-- Written instruction --
Can you quote each line of the data below word for word, omitting the pictures?

-- Labeled box records --
━━━━━━

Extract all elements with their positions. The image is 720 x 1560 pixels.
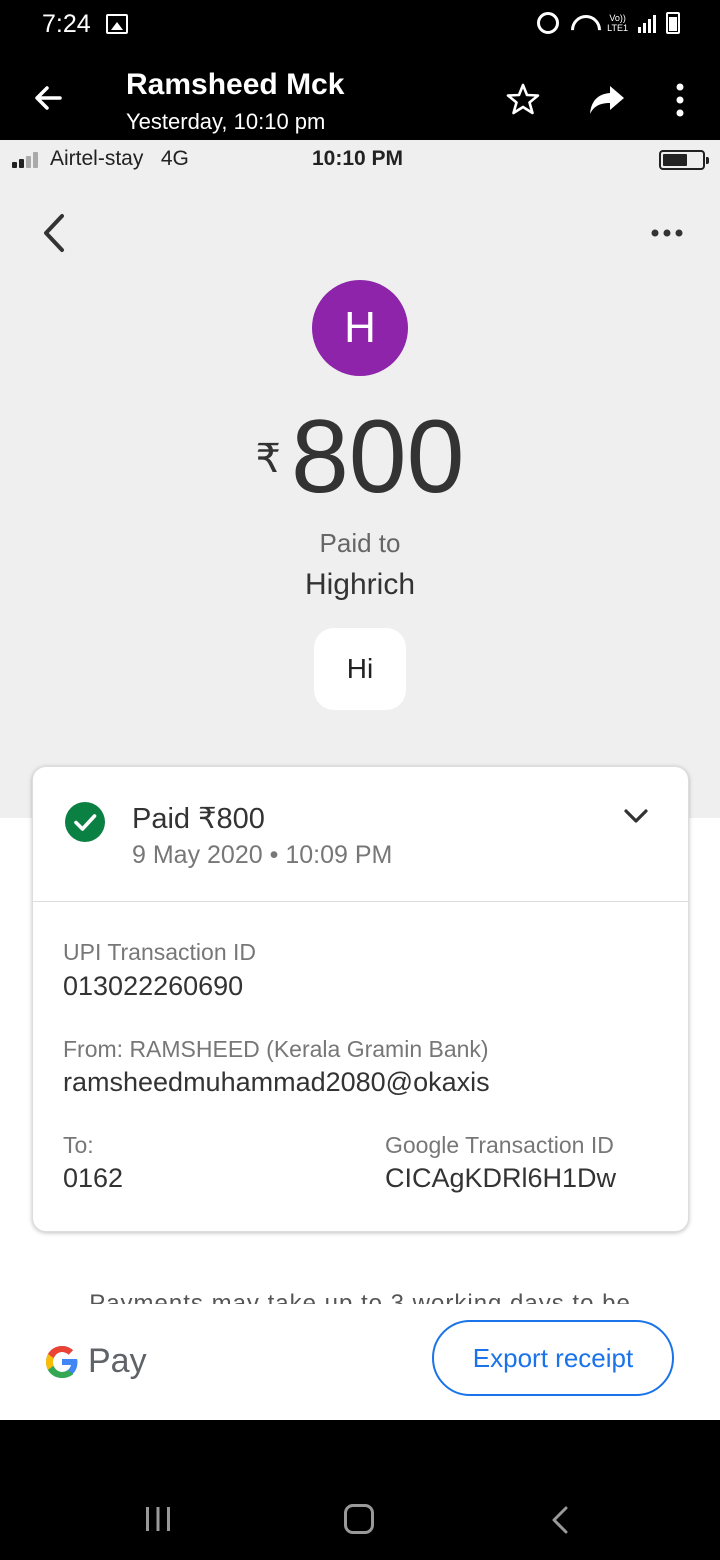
pay-wordmark: Pay <box>88 1342 147 1380</box>
system-status-bar: 7:24 Vo)) LTE1 <box>0 0 720 52</box>
star-icon[interactable] <box>506 82 540 116</box>
from-value: ramsheedmuhammad2080@okaxis <box>63 1067 490 1097</box>
currency-symbol: ₹ <box>255 437 281 481</box>
status-icons: Vo)) LTE1 <box>537 12 680 34</box>
chevron-left-icon <box>44 214 64 252</box>
google-g-icon <box>46 1345 78 1378</box>
alarm-icon <box>537 12 560 34</box>
payee-avatar: H <box>312 280 408 376</box>
google-pay-logo: Pay <box>44 1342 147 1381</box>
embedded-status-bar: Airtel-stay 4G 10:10 PM <box>0 140 720 180</box>
amount-display: ₹ 800 <box>0 402 720 512</box>
status-time: 7:24 <box>42 10 91 38</box>
carrier-label: Airtel-stay 4G <box>50 147 189 170</box>
screenshot-image: Airtel-stay 4G 10:10 PM H ₹ 800 Paid to … <box>0 140 720 1420</box>
amount-value: 800 <box>290 399 465 515</box>
gallery-notification-icon <box>106 14 128 34</box>
more-horiz-icon <box>651 229 683 237</box>
payment-summary: Airtel-stay 4G 10:10 PM H ₹ 800 Paid to … <box>0 140 720 818</box>
check-circle-icon <box>65 802 105 842</box>
footer-note: Payments may take up to 3 working days t… <box>89 1290 631 1306</box>
embedded-time: 10:10 PM <box>312 147 404 170</box>
transaction-status-header: Paid ₹800 9 May 2020 • 10:09 PM <box>33 767 688 902</box>
battery-icon <box>666 12 680 34</box>
payee-name: Highrich <box>304 568 416 601</box>
forward-icon[interactable] <box>588 84 626 116</box>
nav-back-icon[interactable] <box>550 1506 570 1534</box>
signal-icon <box>638 13 656 33</box>
embedded-signal-icon <box>12 152 38 168</box>
google-id-label: Google Transaction ID <box>385 1132 614 1158</box>
recent-apps-icon[interactable] <box>144 1506 172 1532</box>
message-timestamp: Yesterday, 10:10 pm <box>126 109 326 134</box>
to-label: To: <box>63 1132 94 1158</box>
contact-name: Ramsheed Mck <box>126 68 345 101</box>
more-vert-icon[interactable] <box>670 82 690 118</box>
lte-indicator: Vo)) LTE1 <box>607 13 628 33</box>
upi-id-label: UPI Transaction ID <box>63 939 257 965</box>
to-value: 0162 <box>63 1163 124 1193</box>
transaction-datetime: 9 May 2020 • 10:09 PM <box>132 841 393 869</box>
app-bar: Ramsheed Mck Yesterday, 10:10 pm <box>0 52 720 140</box>
embedded-battery-icon <box>659 150 709 170</box>
home-icon[interactable] <box>344 1504 374 1534</box>
navigation-bar <box>0 1420 720 1560</box>
chevron-down-icon <box>624 809 648 823</box>
google-id-value: CICAgKDRl6H1Dw <box>385 1163 617 1193</box>
from-label: From: RAMSHEED (Kerala Gramin Bank) <box>63 1036 489 1062</box>
paid-to-label: Paid to <box>319 528 401 558</box>
paid-status: Paid ₹800 <box>132 803 265 835</box>
upi-id-value: 013022260690 <box>63 971 244 1001</box>
transaction-details-card: Paid ₹800 9 May 2020 • 10:09 PM UPI Tran… <box>32 766 689 1232</box>
payment-note: Hi <box>314 628 406 710</box>
back-arrow-icon[interactable] <box>30 80 66 116</box>
wifi-icon <box>569 13 597 33</box>
export-receipt-button[interactable]: Export receipt <box>432 1320 674 1396</box>
bottom-action-bar: Pay Export receipt <box>0 1304 720 1420</box>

━━━━━━

-- Completed task --
Extract all elements with their positions. The image is 720 x 1560 pixels.
pay-wordmark: Pay <box>88 1342 147 1380</box>
system-status-bar: 7:24 Vo)) LTE1 <box>0 0 720 52</box>
star-icon[interactable] <box>506 82 540 116</box>
from-value: ramsheedmuhammad2080@okaxis <box>63 1067 490 1097</box>
currency-symbol: ₹ <box>255 437 281 481</box>
status-icons: Vo)) LTE1 <box>537 12 680 34</box>
chevron-left-icon <box>44 214 64 252</box>
google-g-icon <box>46 1345 78 1378</box>
alarm-icon <box>537 12 560 34</box>
payee-avatar: H <box>312 280 408 376</box>
google-pay-logo: Pay <box>44 1342 147 1381</box>
embedded-status-bar: Airtel-stay 4G 10:10 PM <box>0 140 720 180</box>
amount-display: ₹ 800 <box>0 402 720 512</box>
status-time: 7:24 <box>42 10 91 38</box>
carrier-label: Airtel-stay 4G <box>50 147 189 170</box>
screenshot-image: Airtel-stay 4G 10:10 PM H ₹ 800 Paid to … <box>0 140 720 1420</box>
amount-value: 800 <box>290 399 465 515</box>
gallery-notification-icon <box>106 14 128 34</box>
more-horiz-icon <box>651 229 683 237</box>
payment-summary: Airtel-stay 4G 10:10 PM H ₹ 800 Paid to … <box>0 140 720 818</box>
check-circle-icon <box>65 802 105 842</box>
footer-note: Payments may take up to 3 working days t… <box>89 1290 631 1306</box>
embedded-time: 10:10 PM <box>312 147 404 170</box>
transaction-status-header: Paid ₹800 9 May 2020 • 10:09 PM <box>33 767 688 902</box>
battery-icon <box>666 12 680 34</box>
payee-name: Highrich <box>304 568 416 601</box>
forward-icon[interactable] <box>588 84 626 116</box>
nav-back-icon[interactable] <box>550 1506 570 1534</box>
signal-icon <box>638 13 656 33</box>
embedded-signal-icon <box>12 152 38 168</box>
google-id-label: Google Transaction ID <box>385 1132 614 1158</box>
recent-apps-icon[interactable] <box>144 1506 172 1532</box>
message-timestamp: Yesterday, 10:10 pm <box>126 109 326 134</box>
to-label: To: <box>63 1132 94 1158</box>
contact-name: Ramsheed Mck <box>126 68 345 101</box>
more-vert-icon[interactable] <box>670 82 690 118</box>
lte-indicator: Vo)) LTE1 <box>607 13 628 33</box>
upi-id-label: UPI Transaction ID <box>63 939 257 965</box>
to-value: 0162 <box>63 1163 124 1193</box>
transaction-datetime: 9 May 2020 • 10:09 PM <box>132 841 393 869</box>
app-bar: Ramsheed Mck Yesterday, 10:10 pm <box>0 52 720 140</box>
embedded-battery-icon <box>659 150 709 170</box>
home-icon[interactable] <box>344 1504 374 1534</box>
navigation-bar <box>0 1420 720 1560</box>
chevron-down-icon <box>624 809 648 823</box>
google-id-value: CICAgKDRl6H1Dw <box>385 1163 617 1193</box>
from-label: From: RAMSHEED (Kerala Gramin Bank) <box>63 1036 489 1062</box>
paid-to-label: Paid to <box>319 528 401 558</box>
paid-status: Paid ₹800 <box>132 803 265 835</box>
upi-id-value: 013022260690 <box>63 971 244 1001</box>
transaction-details-card: Paid ₹800 9 May 2020 • 10:09 PM UPI Tran… <box>32 766 689 1232</box>
payment-note: Hi <box>314 628 406 710</box>
back-arrow-icon[interactable] <box>30 80 66 116</box>
wifi-icon <box>569 13 597 33</box>
export-receipt-button[interactable]: Export receipt <box>432 1320 674 1396</box>
bottom-action-bar: Pay Export receipt <box>0 1304 720 1420</box>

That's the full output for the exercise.